**** SOURCE PASSAGE ****

Does this theorem/collection of theorems have a name? Or is it just seen as obvious?

This is an artifact of category theory. The actual theorem it describes is rather trivial - the hard part is choosing the right definitions.

In particular, a category can be defined by a collection of objects with maps between them called morphisms. For instance, there is a category of sets where the objects are sets, and a morphism $X\rightarrow Y$ is simply a function $f:X\rightarrow Y$. There is a category of groups, whose objects are groups $(X,\cdot)$ and a map $(X,\cdot)\rightarrow (Y,*)$ is a homomorphism between these groups. You can similarly define a category of operations of a given arity (or, in universal algebra, of a given signature - which encompasses objects like rings).

More or less, a category is supposed to have a notion of composition - meaning that if I take a map $f:X\rightarrow Y$ and a map $g:Y\rightarrow Z$, then there is a map $g\circ f:X\rightarrow Z$. Functions and homomorphisms are closed under composition, so our examples are good. One requires that composition be associative and that, for every object $X$, there is an identity map $\operatorname{id}_X:X\rightarrow X$ which is an identity for composition.

****

EXERCISE INSTRUCTIONS –
[1] Repeat the part of the category theory post between "More or less, a" and "identity for composition.", inclusive.
[2] Answer these from the category theory post:
(a) What does the post call the hard part?
(b) In the category of sets, what is a morphism from X to Y?
(c) What must composition be, and what must every object have?
Nothing in the material that comes after this post is needed.

**** PROVIDED INFORMATION ****

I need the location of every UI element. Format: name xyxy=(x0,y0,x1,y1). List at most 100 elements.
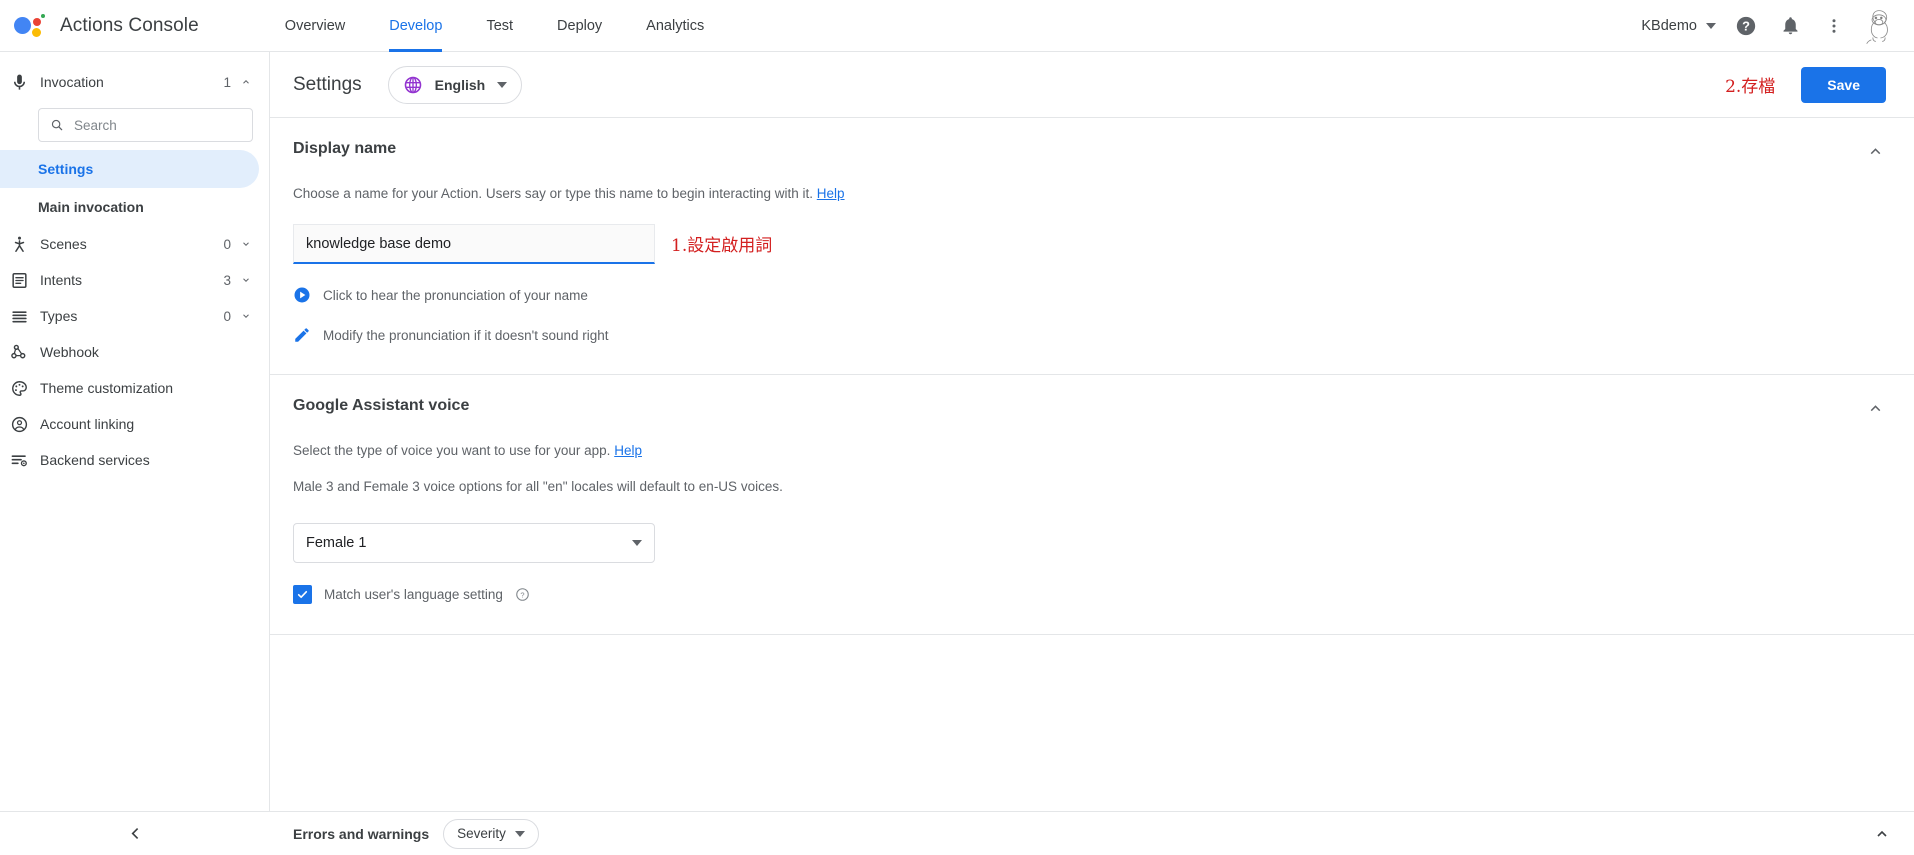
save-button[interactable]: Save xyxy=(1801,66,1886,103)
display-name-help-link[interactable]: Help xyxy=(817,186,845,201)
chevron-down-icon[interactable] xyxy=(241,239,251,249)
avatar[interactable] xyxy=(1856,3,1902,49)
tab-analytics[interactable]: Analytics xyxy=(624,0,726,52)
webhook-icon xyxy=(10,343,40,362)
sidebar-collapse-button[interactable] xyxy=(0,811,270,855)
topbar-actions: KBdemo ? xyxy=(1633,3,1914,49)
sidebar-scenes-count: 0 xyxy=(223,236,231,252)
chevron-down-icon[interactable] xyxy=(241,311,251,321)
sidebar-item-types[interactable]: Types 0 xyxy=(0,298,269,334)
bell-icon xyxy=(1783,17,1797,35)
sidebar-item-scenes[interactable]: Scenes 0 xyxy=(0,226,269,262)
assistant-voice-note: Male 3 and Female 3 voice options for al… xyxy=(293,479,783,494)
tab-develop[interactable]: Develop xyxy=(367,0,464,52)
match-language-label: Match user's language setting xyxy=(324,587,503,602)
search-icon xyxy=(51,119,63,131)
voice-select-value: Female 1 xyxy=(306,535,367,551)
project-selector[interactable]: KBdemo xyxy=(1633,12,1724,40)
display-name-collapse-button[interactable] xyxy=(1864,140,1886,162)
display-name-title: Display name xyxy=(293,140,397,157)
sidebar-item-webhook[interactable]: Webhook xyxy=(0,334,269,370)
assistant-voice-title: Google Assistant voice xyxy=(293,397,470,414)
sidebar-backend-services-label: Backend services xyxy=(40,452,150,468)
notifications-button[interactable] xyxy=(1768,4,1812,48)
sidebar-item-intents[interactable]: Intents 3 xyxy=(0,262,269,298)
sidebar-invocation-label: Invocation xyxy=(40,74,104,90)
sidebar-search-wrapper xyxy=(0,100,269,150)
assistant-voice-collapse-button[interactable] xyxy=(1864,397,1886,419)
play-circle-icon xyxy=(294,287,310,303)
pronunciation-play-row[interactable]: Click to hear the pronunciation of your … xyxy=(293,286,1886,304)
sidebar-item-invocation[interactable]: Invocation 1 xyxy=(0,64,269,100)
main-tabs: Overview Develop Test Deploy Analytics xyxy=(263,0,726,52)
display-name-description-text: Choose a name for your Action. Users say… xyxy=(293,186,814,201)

****

ANSWER SET –
[1]
More or less, a category is supposed to have a notion of composition - meaning that if I take a map $f:X\rightarrow Y$ and a map $g:Y\rightarrow Z$, then there is a map $g\circ f:X\rightarrow Z$. Functions and homomorphisms are closed under composition, so our examples are good. One requires that composition be associative and that, for every object $X$, there is an identity map $\operatorname{id}_X:X\rightarrow X$ which is an identity for composition.

[2]
(a) Choosing the right definitions.
(b) A function from X to Y.
(c) Composition must be associative, and every object must have an identity map that acts as an identity for composition.